#### REQUIRED TASK
Reproduce the lines below from the one that contains "What does this" through the end, inclusive, and add nothing.

-------- RECORD EXTRACTS --------

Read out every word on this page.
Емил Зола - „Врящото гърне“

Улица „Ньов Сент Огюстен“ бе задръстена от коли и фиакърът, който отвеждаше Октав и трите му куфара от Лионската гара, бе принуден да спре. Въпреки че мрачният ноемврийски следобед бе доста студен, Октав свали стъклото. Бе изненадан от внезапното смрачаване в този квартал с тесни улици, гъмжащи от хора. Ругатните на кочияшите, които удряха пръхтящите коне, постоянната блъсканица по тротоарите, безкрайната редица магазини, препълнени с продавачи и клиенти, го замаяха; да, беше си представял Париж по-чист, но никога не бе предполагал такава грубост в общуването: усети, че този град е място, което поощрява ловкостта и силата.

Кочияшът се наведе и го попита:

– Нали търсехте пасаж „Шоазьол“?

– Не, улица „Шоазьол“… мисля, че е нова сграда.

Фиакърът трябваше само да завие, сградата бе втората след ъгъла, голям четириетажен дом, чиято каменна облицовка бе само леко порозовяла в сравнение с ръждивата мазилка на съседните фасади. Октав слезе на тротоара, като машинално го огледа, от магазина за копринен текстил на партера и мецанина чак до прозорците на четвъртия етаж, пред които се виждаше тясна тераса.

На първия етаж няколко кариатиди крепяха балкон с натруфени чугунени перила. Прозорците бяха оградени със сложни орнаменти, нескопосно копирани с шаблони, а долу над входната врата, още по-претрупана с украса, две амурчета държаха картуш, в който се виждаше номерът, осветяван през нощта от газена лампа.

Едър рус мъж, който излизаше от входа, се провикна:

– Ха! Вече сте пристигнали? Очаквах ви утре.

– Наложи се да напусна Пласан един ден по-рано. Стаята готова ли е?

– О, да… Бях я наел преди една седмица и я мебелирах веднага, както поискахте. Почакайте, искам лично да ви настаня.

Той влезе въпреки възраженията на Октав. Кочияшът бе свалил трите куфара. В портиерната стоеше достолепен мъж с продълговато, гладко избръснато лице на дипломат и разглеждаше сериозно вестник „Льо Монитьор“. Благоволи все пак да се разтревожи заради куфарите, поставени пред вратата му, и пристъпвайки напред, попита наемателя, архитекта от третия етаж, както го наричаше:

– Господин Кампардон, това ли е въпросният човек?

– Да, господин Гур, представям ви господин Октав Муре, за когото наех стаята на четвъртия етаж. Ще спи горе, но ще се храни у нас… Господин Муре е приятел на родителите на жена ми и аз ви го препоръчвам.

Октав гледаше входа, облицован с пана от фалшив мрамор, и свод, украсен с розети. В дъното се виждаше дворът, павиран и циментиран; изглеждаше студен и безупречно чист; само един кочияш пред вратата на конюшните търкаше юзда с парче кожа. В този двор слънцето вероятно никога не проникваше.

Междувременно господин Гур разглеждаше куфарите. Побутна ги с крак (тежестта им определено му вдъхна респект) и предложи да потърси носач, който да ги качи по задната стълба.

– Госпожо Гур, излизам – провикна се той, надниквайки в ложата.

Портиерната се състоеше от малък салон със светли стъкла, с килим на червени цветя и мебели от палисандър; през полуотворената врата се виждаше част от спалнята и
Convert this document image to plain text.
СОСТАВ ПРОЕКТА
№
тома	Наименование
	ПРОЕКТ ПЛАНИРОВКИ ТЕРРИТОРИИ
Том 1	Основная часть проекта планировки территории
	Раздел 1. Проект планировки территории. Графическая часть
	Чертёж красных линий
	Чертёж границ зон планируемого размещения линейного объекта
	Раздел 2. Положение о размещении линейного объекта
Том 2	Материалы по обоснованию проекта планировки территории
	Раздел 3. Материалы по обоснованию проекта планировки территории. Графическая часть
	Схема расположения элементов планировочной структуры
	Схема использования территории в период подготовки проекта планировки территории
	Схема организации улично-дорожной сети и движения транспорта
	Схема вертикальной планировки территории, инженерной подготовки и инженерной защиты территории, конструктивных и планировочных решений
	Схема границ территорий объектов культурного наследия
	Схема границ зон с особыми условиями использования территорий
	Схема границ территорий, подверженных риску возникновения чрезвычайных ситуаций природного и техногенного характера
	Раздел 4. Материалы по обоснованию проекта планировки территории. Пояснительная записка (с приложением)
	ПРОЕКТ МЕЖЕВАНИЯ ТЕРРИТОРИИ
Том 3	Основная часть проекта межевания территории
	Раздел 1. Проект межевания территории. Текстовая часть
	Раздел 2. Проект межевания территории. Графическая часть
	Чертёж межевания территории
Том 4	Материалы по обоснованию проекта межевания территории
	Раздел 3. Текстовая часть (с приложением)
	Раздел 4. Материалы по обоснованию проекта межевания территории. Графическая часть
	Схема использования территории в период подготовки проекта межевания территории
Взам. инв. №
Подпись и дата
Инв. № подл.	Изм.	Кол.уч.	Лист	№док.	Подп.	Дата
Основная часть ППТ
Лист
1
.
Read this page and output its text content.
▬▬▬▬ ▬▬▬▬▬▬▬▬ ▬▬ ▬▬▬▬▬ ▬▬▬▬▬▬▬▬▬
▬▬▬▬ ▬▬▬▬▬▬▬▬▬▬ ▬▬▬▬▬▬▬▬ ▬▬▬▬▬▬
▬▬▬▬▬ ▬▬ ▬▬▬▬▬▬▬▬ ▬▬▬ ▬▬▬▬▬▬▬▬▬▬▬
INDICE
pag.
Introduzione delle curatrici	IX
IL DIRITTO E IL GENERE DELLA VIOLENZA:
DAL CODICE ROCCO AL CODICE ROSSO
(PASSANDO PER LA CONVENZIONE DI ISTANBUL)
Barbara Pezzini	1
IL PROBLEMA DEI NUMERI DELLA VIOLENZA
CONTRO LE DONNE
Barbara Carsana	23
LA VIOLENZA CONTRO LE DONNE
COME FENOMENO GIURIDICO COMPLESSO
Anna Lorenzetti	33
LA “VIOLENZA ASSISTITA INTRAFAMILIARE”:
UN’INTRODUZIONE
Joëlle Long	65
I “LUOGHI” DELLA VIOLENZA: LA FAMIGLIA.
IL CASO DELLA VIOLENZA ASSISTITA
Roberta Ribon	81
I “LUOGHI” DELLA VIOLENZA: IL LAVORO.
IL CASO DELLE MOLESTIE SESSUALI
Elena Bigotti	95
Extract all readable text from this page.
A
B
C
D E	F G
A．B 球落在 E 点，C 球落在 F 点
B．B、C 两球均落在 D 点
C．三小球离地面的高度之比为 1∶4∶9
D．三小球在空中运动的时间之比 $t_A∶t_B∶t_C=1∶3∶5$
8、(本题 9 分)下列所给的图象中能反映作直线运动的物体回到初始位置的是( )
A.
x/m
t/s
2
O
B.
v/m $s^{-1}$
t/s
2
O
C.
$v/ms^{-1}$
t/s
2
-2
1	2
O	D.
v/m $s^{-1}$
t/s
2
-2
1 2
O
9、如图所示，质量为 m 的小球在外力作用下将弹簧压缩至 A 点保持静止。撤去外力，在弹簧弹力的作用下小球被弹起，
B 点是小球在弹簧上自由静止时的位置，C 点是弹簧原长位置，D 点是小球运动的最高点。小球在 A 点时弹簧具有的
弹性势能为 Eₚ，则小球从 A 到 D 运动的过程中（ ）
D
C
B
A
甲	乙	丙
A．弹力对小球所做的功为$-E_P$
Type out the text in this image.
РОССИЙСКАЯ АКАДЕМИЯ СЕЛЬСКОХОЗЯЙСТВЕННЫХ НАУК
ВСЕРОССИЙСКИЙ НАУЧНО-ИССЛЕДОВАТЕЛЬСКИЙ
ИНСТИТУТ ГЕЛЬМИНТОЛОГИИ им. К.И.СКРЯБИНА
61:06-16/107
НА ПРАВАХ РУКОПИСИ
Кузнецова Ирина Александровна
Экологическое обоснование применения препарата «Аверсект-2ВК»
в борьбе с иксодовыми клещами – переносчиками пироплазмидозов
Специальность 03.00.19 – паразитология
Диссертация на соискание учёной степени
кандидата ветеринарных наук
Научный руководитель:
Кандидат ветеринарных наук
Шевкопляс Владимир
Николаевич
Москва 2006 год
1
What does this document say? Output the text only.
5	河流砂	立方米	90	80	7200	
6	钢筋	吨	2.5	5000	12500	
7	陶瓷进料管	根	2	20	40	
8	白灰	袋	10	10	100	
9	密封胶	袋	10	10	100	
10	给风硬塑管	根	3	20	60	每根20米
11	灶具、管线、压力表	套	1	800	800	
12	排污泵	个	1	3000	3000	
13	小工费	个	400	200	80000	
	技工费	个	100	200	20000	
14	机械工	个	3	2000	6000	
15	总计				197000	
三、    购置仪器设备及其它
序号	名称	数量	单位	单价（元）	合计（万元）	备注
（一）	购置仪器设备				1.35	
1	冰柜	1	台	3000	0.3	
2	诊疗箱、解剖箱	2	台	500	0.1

--------

#### PROBLEM SOLUTION
What does this document say? Output the text only.
5	河流砂	立方米	90	80	7200	
6	钢筋	吨	2.5	5000	12500	
7	陶瓷进料管	根	2	20	40	
8	白灰	袋	10	10	100	
9	密封胶	袋	10	10	100	
10	给风硬塑管	根	3	20	60	每根20米
11	灶具、管线、压力表	套	1	800	800	
12	排污泵	个	1	3000	3000	
13	小工费	个	400	200	80000	
	技工费	个	100	200	20000	
14	机械工	个	3	2000	6000	
15	总计				197000	
三、    购置仪器设备及其它
序号	名称	数量	单位	单价（元）	合计（万元）	备注
（一）	购置仪器设备				1.35	
1	冰柜	1	台	3000	0.3	
2	诊疗箱、解剖箱	2	台	500	0.1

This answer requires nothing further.